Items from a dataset
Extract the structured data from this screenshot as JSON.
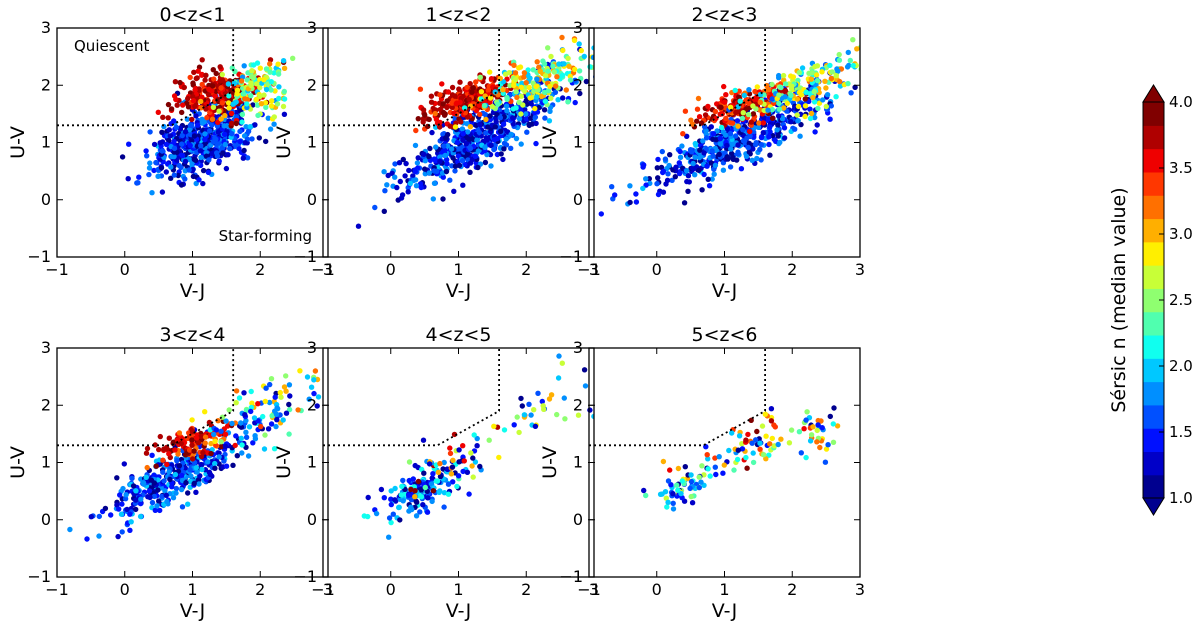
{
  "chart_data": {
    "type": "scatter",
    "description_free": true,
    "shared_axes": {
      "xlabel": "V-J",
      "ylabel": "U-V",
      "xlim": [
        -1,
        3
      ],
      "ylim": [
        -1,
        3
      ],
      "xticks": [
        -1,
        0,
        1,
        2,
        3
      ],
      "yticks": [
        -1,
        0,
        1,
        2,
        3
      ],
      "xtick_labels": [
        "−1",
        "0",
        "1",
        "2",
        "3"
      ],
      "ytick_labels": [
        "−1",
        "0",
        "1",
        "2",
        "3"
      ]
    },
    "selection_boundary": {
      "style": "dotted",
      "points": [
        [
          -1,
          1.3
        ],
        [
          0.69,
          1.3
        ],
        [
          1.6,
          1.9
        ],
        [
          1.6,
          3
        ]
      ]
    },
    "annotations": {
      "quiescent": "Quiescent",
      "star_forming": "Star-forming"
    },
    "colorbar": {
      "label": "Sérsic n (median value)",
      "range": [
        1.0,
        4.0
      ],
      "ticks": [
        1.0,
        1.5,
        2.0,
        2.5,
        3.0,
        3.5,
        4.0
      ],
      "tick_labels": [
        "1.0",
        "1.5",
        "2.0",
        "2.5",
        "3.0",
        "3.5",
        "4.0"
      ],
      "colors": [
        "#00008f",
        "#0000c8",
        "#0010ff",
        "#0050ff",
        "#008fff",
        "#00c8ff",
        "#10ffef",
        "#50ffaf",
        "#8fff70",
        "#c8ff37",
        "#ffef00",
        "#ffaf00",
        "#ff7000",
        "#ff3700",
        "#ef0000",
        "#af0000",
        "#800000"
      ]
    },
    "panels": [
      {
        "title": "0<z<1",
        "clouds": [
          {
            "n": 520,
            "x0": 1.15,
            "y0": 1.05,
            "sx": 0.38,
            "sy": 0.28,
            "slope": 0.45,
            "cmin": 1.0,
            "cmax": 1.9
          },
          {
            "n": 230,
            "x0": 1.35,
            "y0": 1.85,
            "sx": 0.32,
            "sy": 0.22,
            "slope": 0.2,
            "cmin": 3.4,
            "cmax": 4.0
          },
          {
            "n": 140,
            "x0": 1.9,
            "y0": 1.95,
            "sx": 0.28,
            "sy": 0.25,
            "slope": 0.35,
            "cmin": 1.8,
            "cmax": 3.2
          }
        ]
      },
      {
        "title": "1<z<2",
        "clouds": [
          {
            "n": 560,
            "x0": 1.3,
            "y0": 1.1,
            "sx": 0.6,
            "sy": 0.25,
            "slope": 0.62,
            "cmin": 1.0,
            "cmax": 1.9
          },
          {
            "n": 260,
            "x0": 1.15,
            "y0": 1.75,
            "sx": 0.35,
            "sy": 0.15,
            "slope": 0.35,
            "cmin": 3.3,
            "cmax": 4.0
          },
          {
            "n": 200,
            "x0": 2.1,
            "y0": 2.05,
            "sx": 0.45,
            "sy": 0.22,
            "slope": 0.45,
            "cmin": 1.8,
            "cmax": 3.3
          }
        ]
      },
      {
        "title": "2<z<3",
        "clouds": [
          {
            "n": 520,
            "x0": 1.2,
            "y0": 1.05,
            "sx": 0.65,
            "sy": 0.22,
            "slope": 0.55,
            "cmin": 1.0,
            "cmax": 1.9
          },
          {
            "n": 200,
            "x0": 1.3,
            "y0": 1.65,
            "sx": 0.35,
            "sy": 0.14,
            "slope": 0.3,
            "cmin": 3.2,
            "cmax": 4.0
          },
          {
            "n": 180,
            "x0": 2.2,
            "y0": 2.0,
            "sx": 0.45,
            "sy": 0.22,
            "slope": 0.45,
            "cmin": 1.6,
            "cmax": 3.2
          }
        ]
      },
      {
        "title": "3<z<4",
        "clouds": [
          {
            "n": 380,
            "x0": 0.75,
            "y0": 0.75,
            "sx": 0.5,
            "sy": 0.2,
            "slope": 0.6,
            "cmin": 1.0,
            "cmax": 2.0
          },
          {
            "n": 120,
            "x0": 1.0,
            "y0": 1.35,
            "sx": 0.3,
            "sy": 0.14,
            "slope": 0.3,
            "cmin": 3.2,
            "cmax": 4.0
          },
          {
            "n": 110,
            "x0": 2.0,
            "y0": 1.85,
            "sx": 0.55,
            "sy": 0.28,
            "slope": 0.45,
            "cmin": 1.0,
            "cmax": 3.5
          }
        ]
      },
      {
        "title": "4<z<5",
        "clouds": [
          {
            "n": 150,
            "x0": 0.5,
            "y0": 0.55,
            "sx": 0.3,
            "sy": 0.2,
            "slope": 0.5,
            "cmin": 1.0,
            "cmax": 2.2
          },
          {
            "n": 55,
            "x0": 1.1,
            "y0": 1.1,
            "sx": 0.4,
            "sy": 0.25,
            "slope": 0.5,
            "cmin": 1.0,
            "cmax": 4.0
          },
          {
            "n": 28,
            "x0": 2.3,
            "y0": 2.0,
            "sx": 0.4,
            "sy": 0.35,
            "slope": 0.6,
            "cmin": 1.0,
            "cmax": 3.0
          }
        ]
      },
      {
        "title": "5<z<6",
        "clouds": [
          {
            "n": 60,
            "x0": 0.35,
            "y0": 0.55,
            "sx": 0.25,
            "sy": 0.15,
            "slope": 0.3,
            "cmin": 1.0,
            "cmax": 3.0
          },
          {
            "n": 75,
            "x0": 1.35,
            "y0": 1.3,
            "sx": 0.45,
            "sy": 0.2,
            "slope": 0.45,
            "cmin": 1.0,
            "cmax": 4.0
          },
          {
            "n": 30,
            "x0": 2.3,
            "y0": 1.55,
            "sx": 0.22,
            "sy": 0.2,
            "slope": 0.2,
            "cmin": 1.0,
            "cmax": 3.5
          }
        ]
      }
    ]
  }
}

Problem description
Where a line of the data holds "title", show that line.

Correct output
        "title": "0<z<1",
        "title": "1<z<2",
        "title": "2<z<3",
        "title": "3<z<4",
        "title": "4<z<5",
        "title": "5<z<6",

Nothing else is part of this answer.